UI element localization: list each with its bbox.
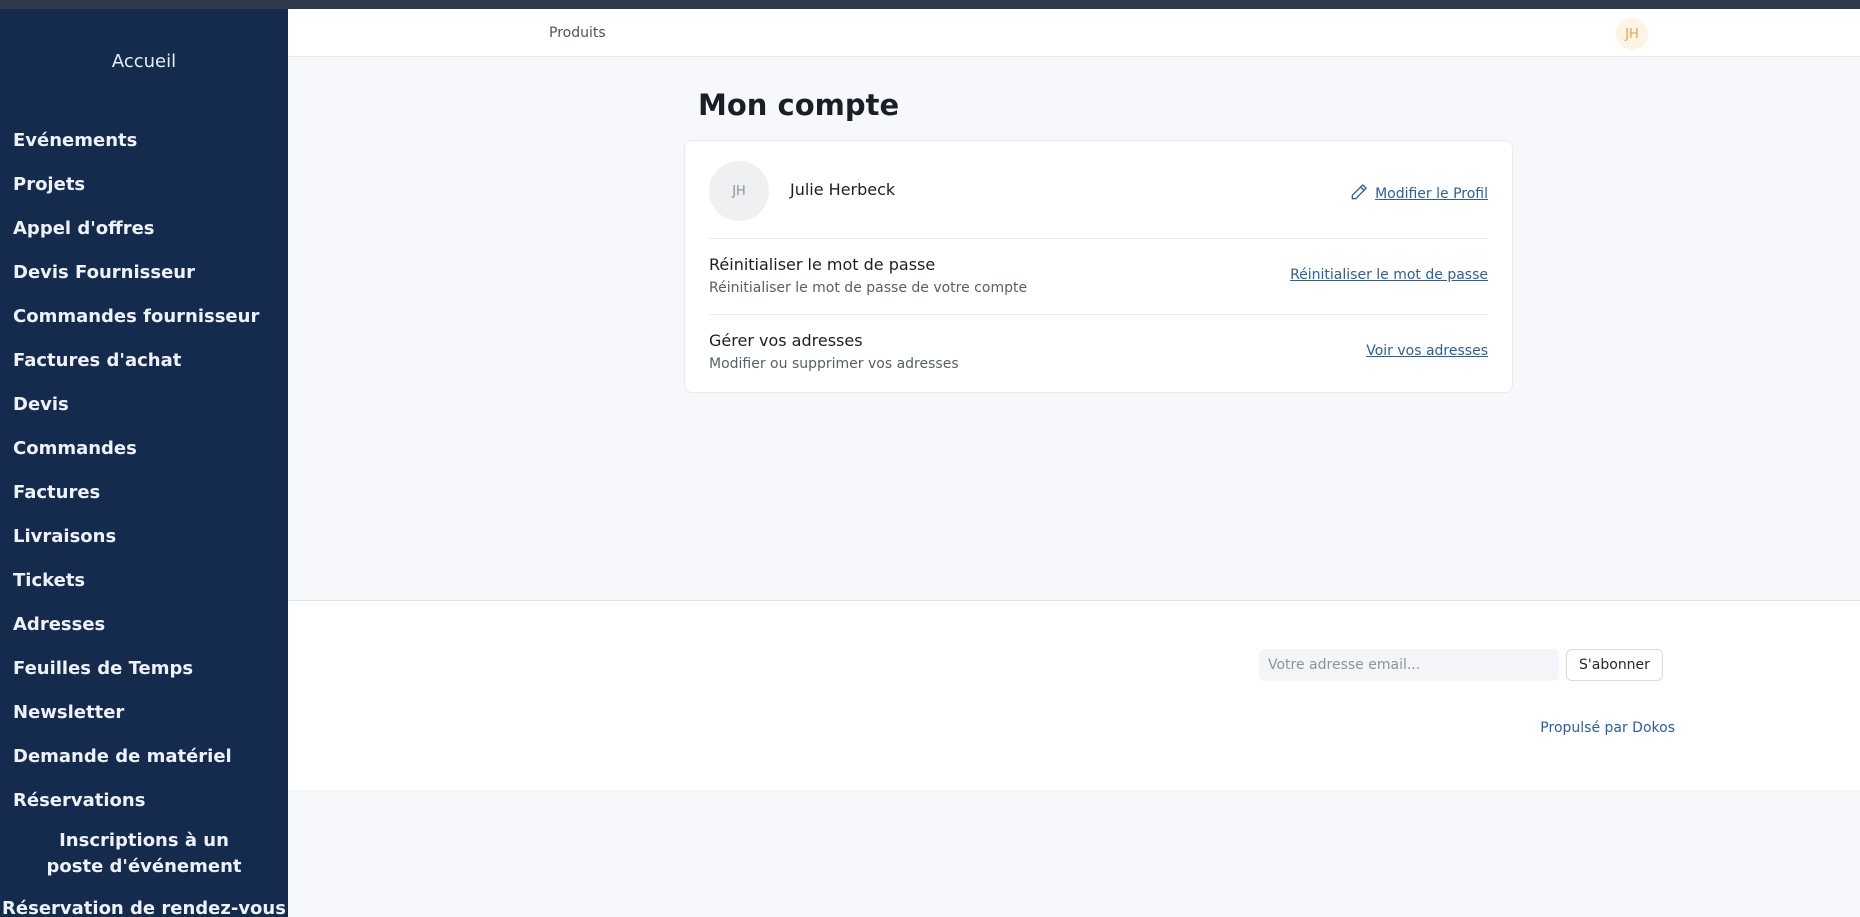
profile-avatar: JH <box>709 161 769 221</box>
sidebar-item-newsletter[interactable]: Newsletter <box>0 690 288 734</box>
manage-addresses-title: Gérer vos adresses <box>709 331 863 350</box>
sidebar-item-evenements[interactable]: Evénements <box>0 118 288 162</box>
view-addresses-link[interactable]: Voir vos adresses <box>1366 343 1488 359</box>
sidebar-item-tickets[interactable]: Tickets <box>0 558 288 602</box>
sidebar-item-devis[interactable]: Devis <box>0 382 288 426</box>
subscribe-button[interactable]: S'abonner <box>1566 649 1663 681</box>
sidebar-item-commandes-fournisseur[interactable]: Commandes fournisseur <box>0 294 288 338</box>
edit-profile-label: Modifier le Profil <box>1375 186 1488 202</box>
profile-name: Julie Herbeck <box>790 180 896 199</box>
sidebar-item-feuilles-de-temps[interactable]: Feuilles de Temps <box>0 646 288 690</box>
reset-password-title: Réinitialiser le mot de passe <box>709 255 936 274</box>
sidebar-item-projets[interactable]: Projets <box>0 162 288 206</box>
sidebar-item-demande-materiel[interactable]: Demande de matériel <box>0 734 288 778</box>
sidebar-item-factures-achat[interactable]: Factures d'achat <box>0 338 288 382</box>
footer: S'abonner Propulsé par Dokos <box>288 600 1860 790</box>
sidebar-item-appel-offres[interactable]: Appel d'offres <box>0 206 288 250</box>
browser-top-strip <box>0 0 1860 9</box>
account-card: JH Julie Herbeck Modifier le Profil Réin… <box>684 140 1513 393</box>
sidebar-menu: Evénements Projets Appel d'offres Devis … <box>0 118 288 917</box>
user-avatar[interactable]: JH <box>1616 18 1648 50</box>
manage-addresses-description: Modifier ou supprimer vos adresses <box>709 356 959 372</box>
reset-password-link[interactable]: Réinitialiser le mot de passe <box>1290 267 1488 283</box>
sidebar-home-link[interactable]: Accueil <box>0 51 288 81</box>
powered-by-link[interactable]: Propulsé par Dokos <box>1540 720 1675 736</box>
manage-addresses-row: Gérer vos adresses Modifier ou supprimer… <box>709 315 1488 391</box>
sidebar-item-devis-fournisseur[interactable]: Devis Fournisseur <box>0 250 288 294</box>
sidebar-item-adresses[interactable]: Adresses <box>0 602 288 646</box>
page-title: Mon compte <box>698 88 900 122</box>
sidebar-item-livraisons[interactable]: Livraisons <box>0 514 288 558</box>
pencil-icon <box>1349 182 1369 206</box>
edit-profile-link[interactable]: Modifier le Profil <box>1349 182 1488 206</box>
nav-link-produits[interactable]: Produits <box>549 25 606 41</box>
sidebar: Accueil Evénements Projets Appel d'offre… <box>0 9 288 917</box>
sidebar-item-reservation-rendez-vous[interactable]: Réservation de rendez-vous <box>0 886 288 917</box>
sidebar-item-reservations[interactable]: Réservations <box>0 778 288 822</box>
newsletter-email-input[interactable] <box>1259 649 1559 681</box>
top-navbar: Produits JH <box>288 9 1860 57</box>
sidebar-item-commandes[interactable]: Commandes <box>0 426 288 470</box>
profile-row: JH Julie Herbeck Modifier le Profil <box>709 161 1488 239</box>
reset-password-row: Réinitialiser le mot de passe Réinitiali… <box>709 239 1488 315</box>
reset-password-description: Réinitialiser le mot de passe de votre c… <box>709 280 1028 296</box>
sidebar-item-inscriptions-poste[interactable]: Inscriptions à un poste d'événement <box>0 826 288 882</box>
sidebar-item-factures[interactable]: Factures <box>0 470 288 514</box>
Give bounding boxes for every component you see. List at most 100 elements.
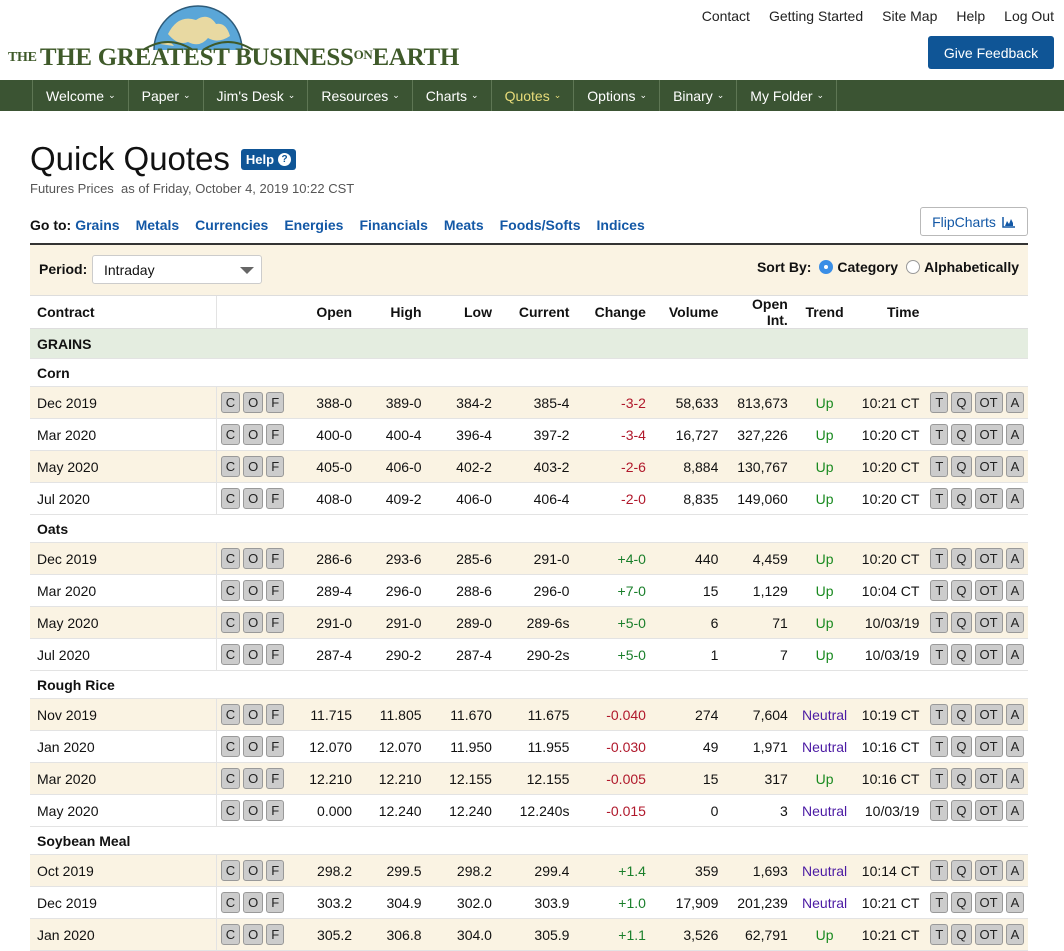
- nav-item-paper[interactable]: Paper ⌄: [127, 80, 203, 111]
- row-button-o[interactable]: O: [243, 488, 264, 509]
- action-button-ot[interactable]: OT: [974, 704, 1003, 725]
- row-button-f[interactable]: F: [266, 924, 285, 945]
- period-select[interactable]: Intraday: [92, 255, 262, 284]
- row-button-o[interactable]: O: [243, 892, 264, 913]
- row-button-f[interactable]: F: [266, 768, 285, 789]
- row-button-o[interactable]: O: [243, 548, 264, 569]
- action-button-q[interactable]: Q: [951, 580, 972, 601]
- row-button-c[interactable]: C: [220, 612, 241, 633]
- action-button-a[interactable]: A: [1005, 456, 1025, 477]
- sort-alphabetically-radio[interactable]: [906, 260, 921, 274]
- nav-item-welcome[interactable]: Welcome ⌄: [32, 80, 128, 111]
- sort-category-radio[interactable]: [819, 260, 834, 274]
- row-button-o[interactable]: O: [243, 644, 264, 665]
- action-button-ot[interactable]: OT: [974, 612, 1003, 633]
- top-link-help[interactable]: Help: [956, 8, 985, 24]
- action-button-a[interactable]: A: [1005, 736, 1025, 757]
- row-button-c[interactable]: C: [220, 800, 241, 821]
- row-button-o[interactable]: O: [243, 704, 264, 725]
- action-button-ot[interactable]: OT: [974, 736, 1003, 757]
- row-button-c[interactable]: C: [220, 580, 241, 601]
- action-button-t[interactable]: T: [930, 800, 949, 821]
- nav-item-resources[interactable]: Resources ⌄: [307, 80, 411, 111]
- action-button-t[interactable]: T: [930, 392, 949, 413]
- action-button-a[interactable]: A: [1005, 612, 1025, 633]
- row-button-c[interactable]: C: [220, 768, 241, 789]
- action-button-q[interactable]: Q: [951, 704, 972, 725]
- action-button-ot[interactable]: OT: [974, 392, 1003, 413]
- row-button-f[interactable]: F: [266, 424, 285, 445]
- action-button-q[interactable]: Q: [951, 456, 972, 477]
- action-button-ot[interactable]: OT: [974, 860, 1003, 881]
- action-button-q[interactable]: Q: [951, 800, 972, 821]
- row-button-o[interactable]: O: [243, 860, 264, 881]
- action-button-t[interactable]: T: [930, 580, 949, 601]
- action-button-ot[interactable]: OT: [974, 800, 1003, 821]
- action-button-ot[interactable]: OT: [974, 924, 1003, 945]
- row-button-c[interactable]: C: [220, 644, 241, 665]
- action-button-t[interactable]: T: [930, 644, 949, 665]
- row-button-f[interactable]: F: [266, 800, 285, 821]
- give-feedback-button[interactable]: Give Feedback: [928, 36, 1054, 69]
- row-button-f[interactable]: F: [266, 488, 285, 509]
- row-button-c[interactable]: C: [220, 392, 241, 413]
- nav-item-charts[interactable]: Charts ⌄: [411, 80, 491, 111]
- action-button-t[interactable]: T: [930, 892, 949, 913]
- row-button-f[interactable]: F: [266, 392, 285, 413]
- action-button-ot[interactable]: OT: [974, 488, 1003, 509]
- nav-item-binary[interactable]: Binary ⌄: [659, 80, 736, 111]
- row-button-o[interactable]: O: [243, 612, 264, 633]
- contract-cell[interactable]: Dec 2019: [30, 886, 217, 919]
- action-button-t[interactable]: T: [930, 736, 949, 757]
- action-button-q[interactable]: Q: [951, 548, 972, 569]
- action-button-q[interactable]: Q: [951, 892, 972, 913]
- action-button-a[interactable]: A: [1005, 768, 1025, 789]
- action-button-ot[interactable]: OT: [974, 548, 1003, 569]
- row-button-f[interactable]: F: [266, 548, 285, 569]
- row-button-c[interactable]: C: [220, 736, 241, 757]
- nav-item-options[interactable]: Options ⌄: [573, 80, 659, 111]
- action-button-t[interactable]: T: [930, 548, 949, 569]
- action-button-q[interactable]: Q: [951, 488, 972, 509]
- site-logo[interactable]: THE THE GREATEST BUSINESSONEARTH: [8, 4, 459, 76]
- action-button-t[interactable]: T: [930, 924, 949, 945]
- action-button-t[interactable]: T: [930, 768, 949, 789]
- action-button-t[interactable]: T: [930, 612, 949, 633]
- top-link-log-out[interactable]: Log Out: [1004, 8, 1054, 24]
- action-button-a[interactable]: A: [1005, 924, 1025, 945]
- action-button-a[interactable]: A: [1005, 860, 1025, 881]
- action-button-ot[interactable]: OT: [974, 768, 1003, 789]
- goto-link-indices[interactable]: Indices: [597, 217, 645, 233]
- action-button-ot[interactable]: OT: [974, 456, 1003, 477]
- row-button-f[interactable]: F: [266, 644, 285, 665]
- action-button-t[interactable]: T: [930, 860, 949, 881]
- top-link-getting-started[interactable]: Getting Started: [769, 8, 863, 24]
- row-button-c[interactable]: C: [220, 548, 241, 569]
- action-button-t[interactable]: T: [930, 424, 949, 445]
- action-button-q[interactable]: Q: [951, 424, 972, 445]
- action-button-q[interactable]: Q: [951, 644, 972, 665]
- action-button-t[interactable]: T: [930, 704, 949, 725]
- row-button-c[interactable]: C: [220, 488, 241, 509]
- row-button-f[interactable]: F: [266, 580, 285, 601]
- contract-cell[interactable]: May 2020: [30, 606, 217, 639]
- row-button-c[interactable]: C: [220, 424, 241, 445]
- goto-link-currencies[interactable]: Currencies: [195, 217, 268, 233]
- action-button-q[interactable]: Q: [951, 924, 972, 945]
- row-button-o[interactable]: O: [243, 424, 264, 445]
- row-button-c[interactable]: C: [220, 860, 241, 881]
- row-button-f[interactable]: F: [266, 456, 285, 477]
- nav-item-quotes[interactable]: Quotes ⌄: [490, 80, 574, 111]
- action-button-ot[interactable]: OT: [974, 644, 1003, 665]
- action-button-ot[interactable]: OT: [974, 580, 1003, 601]
- nav-item-my-folder[interactable]: My Folder ⌄: [736, 80, 838, 111]
- contract-cell[interactable]: Jul 2020: [30, 638, 217, 671]
- contract-cell[interactable]: May 2020: [30, 794, 217, 827]
- contract-cell[interactable]: May 2020: [30, 450, 217, 483]
- action-button-q[interactable]: Q: [951, 736, 972, 757]
- action-button-ot[interactable]: OT: [974, 892, 1003, 913]
- action-button-ot[interactable]: OT: [974, 424, 1003, 445]
- contract-cell[interactable]: Oct 2019: [30, 854, 217, 887]
- top-link-site-map[interactable]: Site Map: [882, 8, 937, 24]
- nav-item-jim-s-desk[interactable]: Jim's Desk ⌄: [202, 80, 308, 111]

════════

◆ Task statement
Write out the lines between the line holding "profile-avatar: JH <box>709 161 769 221</box>" and the line holding "sidebar-item-projets[interactable]: Projets <box>0", inclusive.

◆ Task result
profile-avatar: JH <box>709 161 769 221</box>
sidebar-item-newsletter[interactable]: Newsletter <box>0 690 288 734</box>
manage-addresses-title: Gérer vos adresses <box>709 331 863 350</box>
sidebar-item-evenements[interactable]: Evénements <box>0 118 288 162</box>
view-addresses-link[interactable]: Voir vos adresses <box>1366 343 1488 359</box>
sidebar-item-tickets[interactable]: Tickets <box>0 558 288 602</box>
sidebar-item-devis[interactable]: Devis <box>0 382 288 426</box>
subscribe-button[interactable]: S'abonner <box>1566 649 1663 681</box>
sidebar-item-commandes-fournisseur[interactable]: Commandes fournisseur <box>0 294 288 338</box>
edit-profile-label: Modifier le Profil <box>1375 186 1488 202</box>
profile-name: Julie Herbeck <box>790 180 896 199</box>
sidebar-item-feuilles-de-temps[interactable]: Feuilles de Temps <box>0 646 288 690</box>
reset-password-title: Réinitialiser le mot de passe <box>709 255 936 274</box>
sidebar-item-projets[interactable]: Projets <box>0 162 288 206</box>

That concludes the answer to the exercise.